## STATED TASK
Copy the records below exactly, leaving out every picture.
>> BEGIN RECORD SET
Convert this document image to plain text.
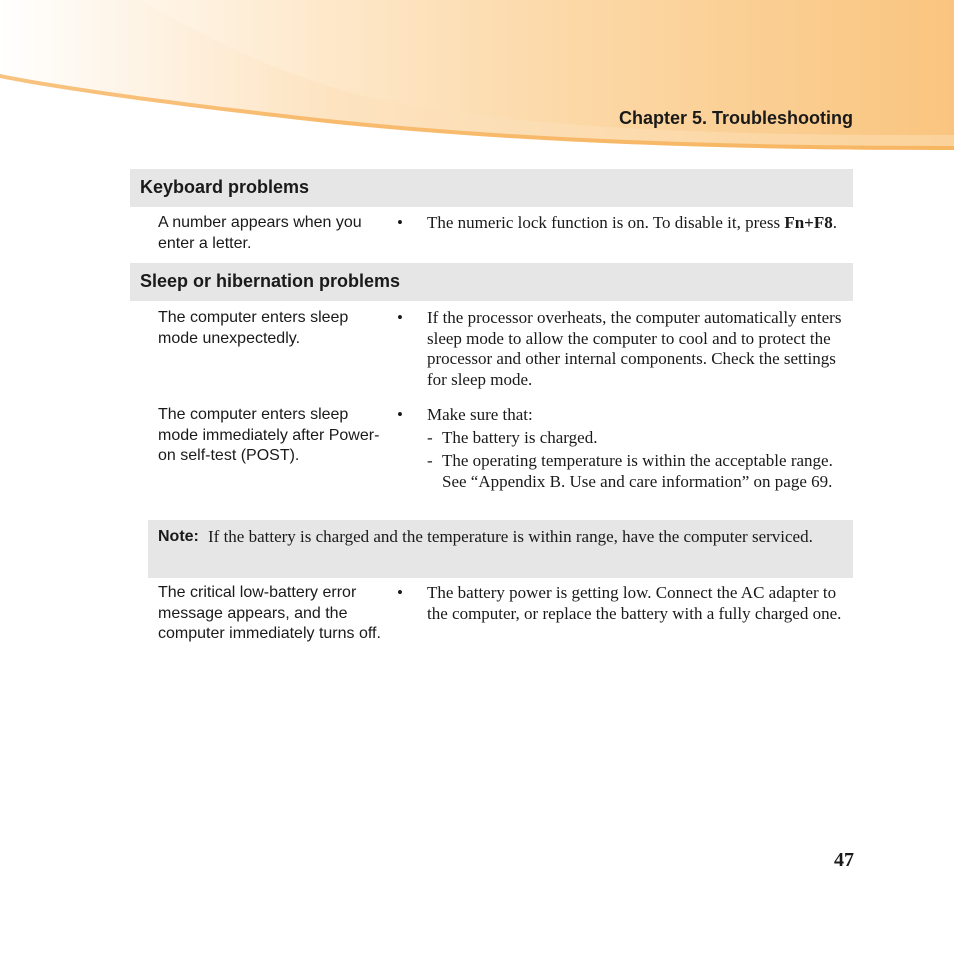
Chapter 5. Troubleshooting
Keyboard problems
A number appears when you enter a letter.
• The numeric lock function is on. To disable it, press Fn+F8.
Sleep or hibernation problems
The computer enters sleep mode unexpectedly.
• If the processor overheats, the computer automatically enters sleep mode to allow the computer to cool and to protect the processor and other internal components. Check the settings for sleep mode.
The computer enters sleep mode immediately after Power-on self-test (POST).
• Make sure that:
- The battery is charged.
- The operating temperature is within the acceptable range. See “Appendix B. Use and care information” on page 69.
Note: If the battery is charged and the temperature is within range, have the computer serviced.
The critical low-battery error message appears, and the computer immediately turns off.
• The battery power is getting low. Connect the AC adapter to the computer, or replace the battery with a fully charged one.
47
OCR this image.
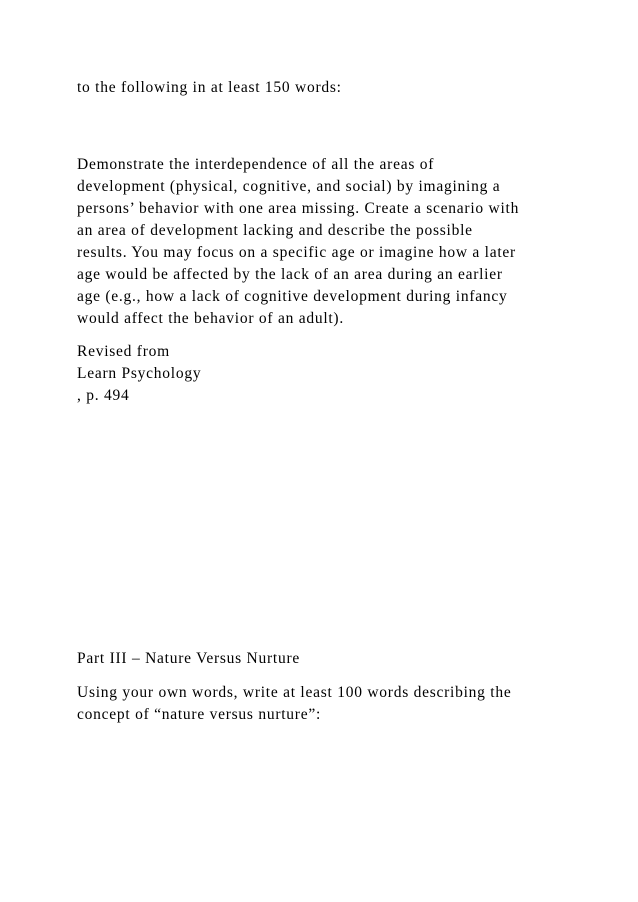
to the following in at least 150 words:
Demonstrate the interdependence of all the areas of
development (physical, cognitive, and social) by imagining a
persons’ behavior with one area missing. Create a scenario with
an area of development lacking and describe the possible
results. You may focus on a specific age or imagine how a later
age would be affected by the lack of an area during an earlier
age (e.g., how a lack of cognitive development during infancy
would affect the behavior of an adult).
Revised from
Learn Psychology
, p. 494
Part III – Nature Versus Nurture
Using your own words, write at least 100 words describing the
concept of “nature versus nurture”:
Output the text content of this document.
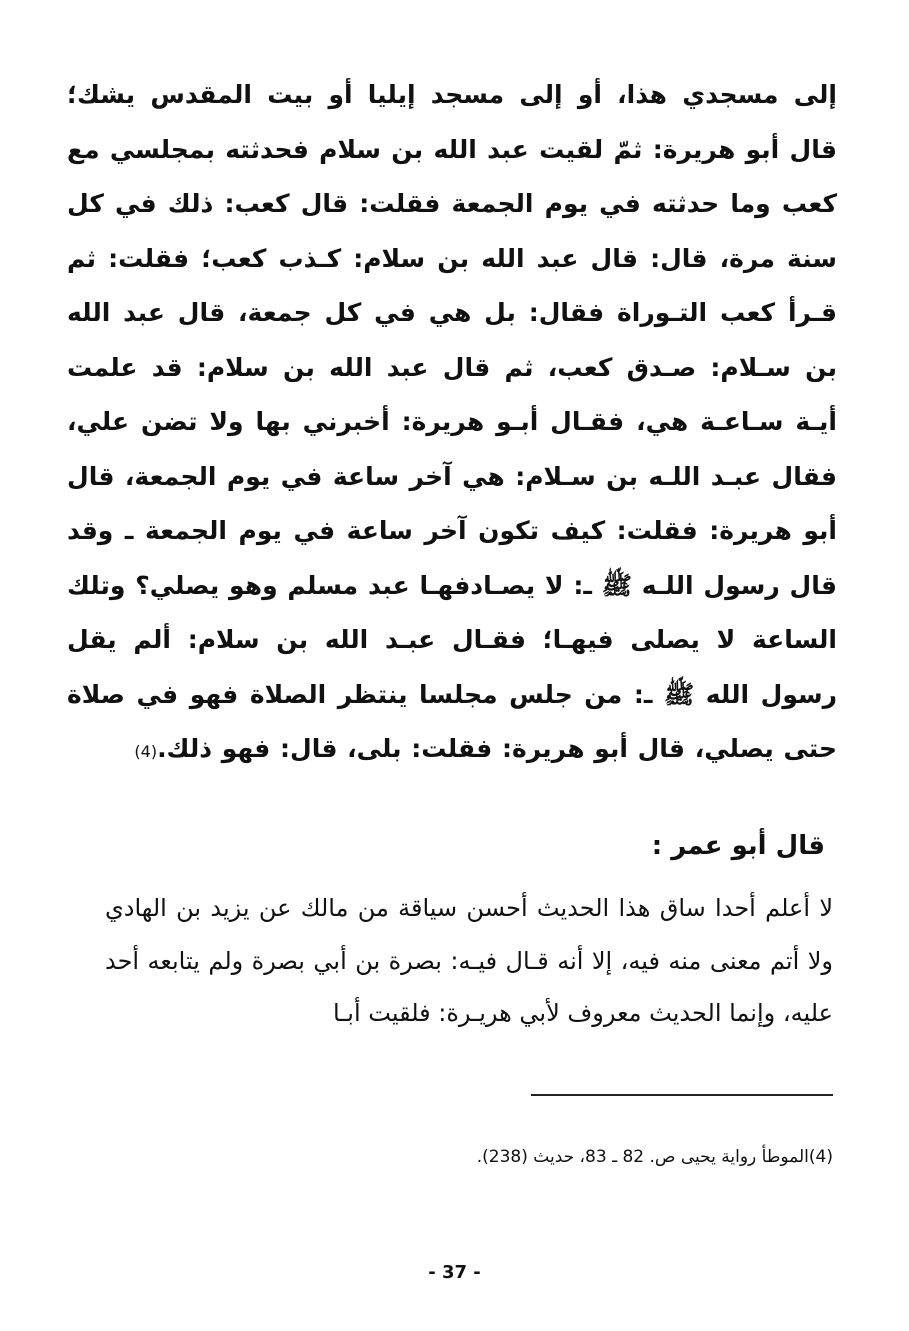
إلى مسجدي هذا، أو إلى مسجد إيليا أو بيت المقدس يشك؛ قال أبو هريرة: ثمّ لقيت عبد الله بن سلام فحدثته بمجلسي مع كعب وما حدثته في يوم الجمعة فقلت: قال كعب: ذلك في كل سنة مرة، قال: قال عبد الله بن سلام: كـذب كعب؛ فقلت: ثم قـرأ كعب التـوراة فقال: بل هي في كل جمعة، قال عبد الله بن سـلام: صـدق كعب، ثم قال عبد الله بن سلام: قد علمت أيـة سـاعـة هي، فقـال أبـو هريرة: أخبرني بها ولا تضن علي، فقال عبـد اللـه بن سـلام: هي آخر ساعة في يوم الجمعة، قال أبو هريرة: فقلت: كيف تكون آخر ساعة في يوم الجمعة ـ وقد قال رسول اللـه ﷺ ـ: لا يصـادفهـا عبد مسلم وهو يصلي؟ وتلك الساعة لا يصلى فيهـا؛ فقـال عبـد الله بن سلام: ألم يقل رسول الله ﷺ ـ: من جلس مجلسا ينتظر الصلاة فهو في صلاة حتى يصلي، قال أبو هريرة: فقلت: بلى، قال: فهو ذلك.(4)
قال أبو عمر :
لا أعلم أحدا ساق هذا الحديث أحسن سياقة من مالك عن يزيد بن الهادي ولا أتم معنى منه فيه، إلا أنه قـال فيـه: بصرة بن أبي بصرة ولم يتابعه أحد عليه، وإنما الحديث معروف لأبي هريـرة: فلقيت أبـا
(4)الموطأ رواية يحيى ص. 82 ـ 83، حديث (238).
- 37 -
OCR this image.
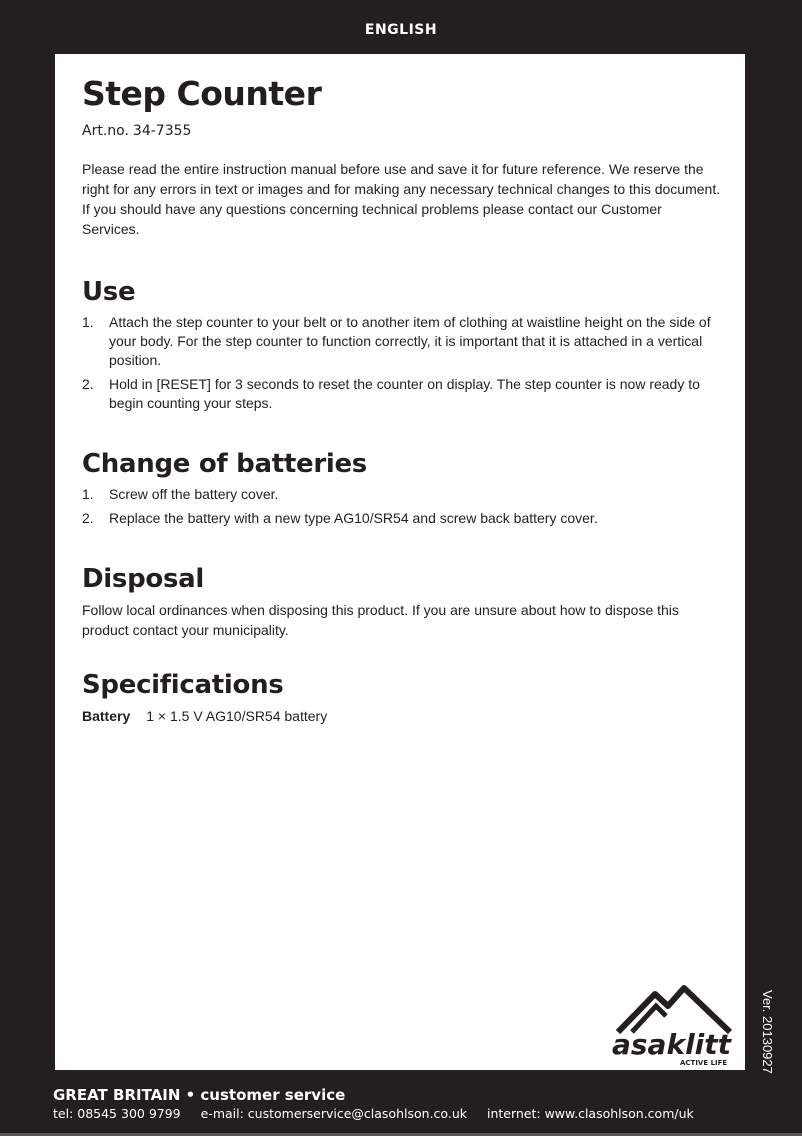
ENGLISH
Step Counter
Art.no. 34-7355

Please read the entire instruction manual before use and save it for future reference. We reserve the right for any errors in text or images and for making any necessary technical changes to this document. If you should have any questions concerning technical problems please contact our Customer Services.

Use
1. Attach the step counter to your belt or to another item of clothing at waistline height on the side of your body. For the step counter to function correctly, it is important that it is attached in a vertical position.
2. Hold in [RESET] for 3 seconds to reset the counter on display. The step counter is now ready to begin counting your steps.
Change of batteries
1. Screw off the battery cover.
2. Replace the battery with a new type AG10/SR54 and screw back battery cover.
Disposal

Follow local ordinances when disposing this product. If you are unsure about how to dispose this product contact your municipality.

Specifications
Battery 1 × 1.5 V AG10/SR54 battery
asaklitt
ACTIVE LIFE	Ver. 20130927
GREAT BRITAIN • customer service
tel: 08545 300 9799 e-mail: customerservice@clasohlson.co.uk internet: www.clasohlson.com/uk
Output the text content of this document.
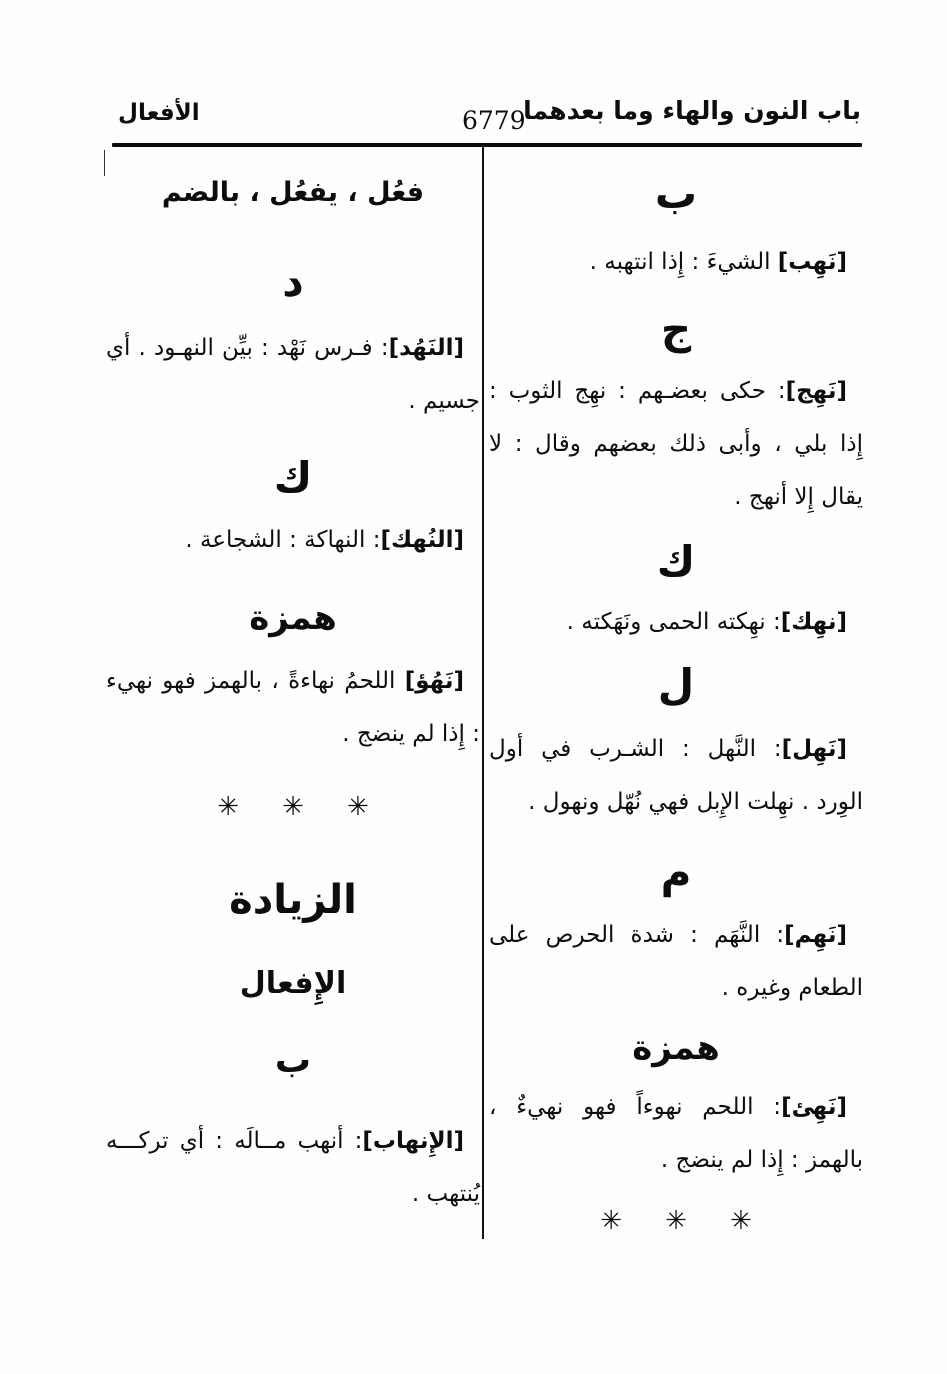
باب النون والهاء وما بعدهما
6779
الأفعال
ب

[نَهِب] الشيءَ : إِذا انتهبه .

ج

[نَهِج]: حكى بعضـهم : نهِج الثوب : إِذا بلي ، وأبى ذلك بعضهم وقال : لا يقال إِلا أنهج .

ك

[نهِك]: نهِكته الحمى ونَهَكته .

ل

[نَهِل]: النَّهل : الشـرب في أول الوِرد . نهِلت الإِبل فهي نُهّل ونهول .

م

[نَهِم]: النَّهَم : شدة الحرص على الطعام وغيره .

همزة

[نَهِئ]: اللحم نهوءاً فهو نهيءٌ ، بالهمز : إِذا لم ينضج .

✳ ✳ ✳

فعُل ، يفعُل ، بالضم
د

[النَهُد]: فـرس نَهْد : بيِّن النهـود . أي جسيم .

ك

[النُهك]: النهاكة : الشجاعة .

همزة

[نَهُؤ] اللحمُ نهاءةً ، بالهمز فهو نهيء : إِذا لم ينضج .

✳ ✳ ✳

الزيادة
الإِفعال
ب

[الإِنهاب]: أنهب مــالَه : أي تركـــه يُنتهب .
>> END RECORD SET
## THE SOLUTION
Convert this document image to plain text.
Chapter 5. Troubleshooting
Keyboard problems
A number appears when you enter a letter.
• The numeric lock function is on. To disable it, press Fn+F8.
Sleep or hibernation problems
The computer enters sleep mode unexpectedly.
• If the processor overheats, the computer automatically enters sleep mode to allow the computer to cool and to protect the processor and other internal components. Check the settings for sleep mode.
The computer enters sleep mode immediately after Power-on self-test (POST).
• Make sure that:
- The battery is charged.
- The operating temperature is within the acceptable range. See “Appendix B. Use and care information” on page 69.
Note: If the battery is charged and the temperature is within range, have the computer serviced.
The critical low-battery error message appears, and the computer immediately turns off.
• The battery power is getting low. Connect the AC adapter to the computer, or replace the battery with a fully charged one.
47
OCR this image.
to the following in at least 150 words:
Demonstrate the interdependence of all the areas of
development (physical, cognitive, and social) by imagining a
persons’ behavior with one area missing. Create a scenario with
an area of development lacking and describe the possible
results. You may focus on a specific age or imagine how a later
age would be affected by the lack of an area during an earlier
age (e.g., how a lack of cognitive development during infancy
would affect the behavior of an adult).
Revised from
Learn Psychology
, p. 494
Part III – Nature Versus Nurture
Using your own words, write at least 100 words describing the
concept of “nature versus nurture”:
Output the text content of this document.
إلى مسجدي هذا، أو إلى مسجد إيليا أو بيت المقدس يشك؛ قال أبو هريرة: ثمّ لقيت عبد الله بن سلام فحدثته بمجلسي مع كعب وما حدثته في يوم الجمعة فقلت: قال كعب: ذلك في كل سنة مرة، قال: قال عبد الله بن سلام: كـذب كعب؛ فقلت: ثم قـرأ كعب التـوراة فقال: بل هي في كل جمعة، قال عبد الله بن سـلام: صـدق كعب، ثم قال عبد الله بن سلام: قد علمت أيـة سـاعـة هي، فقـال أبـو هريرة: أخبرني بها ولا تضن علي، فقال عبـد اللـه بن سـلام: هي آخر ساعة في يوم الجمعة، قال أبو هريرة: فقلت: كيف تكون آخر ساعة في يوم الجمعة ـ وقد قال رسول اللـه ﷺ ـ: لا يصـادفهـا عبد مسلم وهو يصلي؟ وتلك الساعة لا يصلى فيهـا؛ فقـال عبـد الله بن سلام: ألم يقل رسول الله ﷺ ـ: من جلس مجلسا ينتظر الصلاة فهو في صلاة حتى يصلي، قال أبو هريرة: فقلت: بلى، قال: فهو ذلك.(4)
قال أبو عمر :
لا أعلم أحدا ساق هذا الحديث أحسن سياقة من مالك عن يزيد بن الهادي ولا أتم معنى منه فيه، إلا أنه قـال فيـه: بصرة بن أبي بصرة ولم يتابعه أحد عليه، وإنما الحديث معروف لأبي هريـرة: فلقيت أبـا
(4)الموطأ رواية يحيى ص. 82 ـ 83، حديث (238).
- 37 -
OCR this image.
ENGLISH
Step Counter
Art.no. 34-7355

Please read the entire instruction manual before use and save it for future reference. We reserve the right for any errors in text or images and for making any necessary technical changes to this document. If you should have any questions concerning technical problems please contact our Customer Services.

Use
1. Attach the step counter to your belt or to another item of clothing at waistline height on the side of your body. For the step counter to function correctly, it is important that it is attached in a vertical position.
2. Hold in [RESET] for 3 seconds to reset the counter on display. The step counter is now ready to begin counting your steps.
Change of batteries
1. Screw off the battery cover.
2. Replace the battery with a new type AG10/SR54 and screw back battery cover.
Disposal

Follow local ordinances when disposing this product. If you are unsure about how to dispose this product contact your municipality.

Specifications
Battery 1 × 1.5 V AG10/SR54 battery
asaklitt
ACTIVE LIFE	Ver. 20130927
GREAT BRITAIN • customer service
tel: 08545 300 9799 e-mail: customerservice@clasohlson.co.uk internet: www.clasohlson.com/uk
Output the text content of this document.
باب النون والهاء وما بعدهما
6779
الأفعال
ب

[نَهِب] الشيءَ : إِذا انتهبه .

ج

[نَهِج]: حكى بعضـهم : نهِج الثوب : إِذا بلي ، وأبى ذلك بعضهم وقال : لا يقال إِلا أنهج .

ك

[نهِك]: نهِكته الحمى ونَهَكته .

ل

[نَهِل]: النَّهل : الشـرب في أول الوِرد . نهِلت الإِبل فهي نُهّل ونهول .

م

[نَهِم]: النَّهَم : شدة الحرص على الطعام وغيره .

همزة

[نَهِئ]: اللحم نهوءاً فهو نهيءٌ ، بالهمز : إِذا لم ينضج .

✳ ✳ ✳

فعُل ، يفعُل ، بالضم
د

[النَهُد]: فـرس نَهْد : بيِّن النهـود . أي جسيم .

ك

[النُهك]: النهاكة : الشجاعة .

همزة

[نَهُؤ] اللحمُ نهاءةً ، بالهمز فهو نهيء : إِذا لم ينضج .

✳ ✳ ✳

الزيادة
الإِفعال
ب

[الإِنهاب]: أنهب مــالَه : أي تركـــه يُنتهب .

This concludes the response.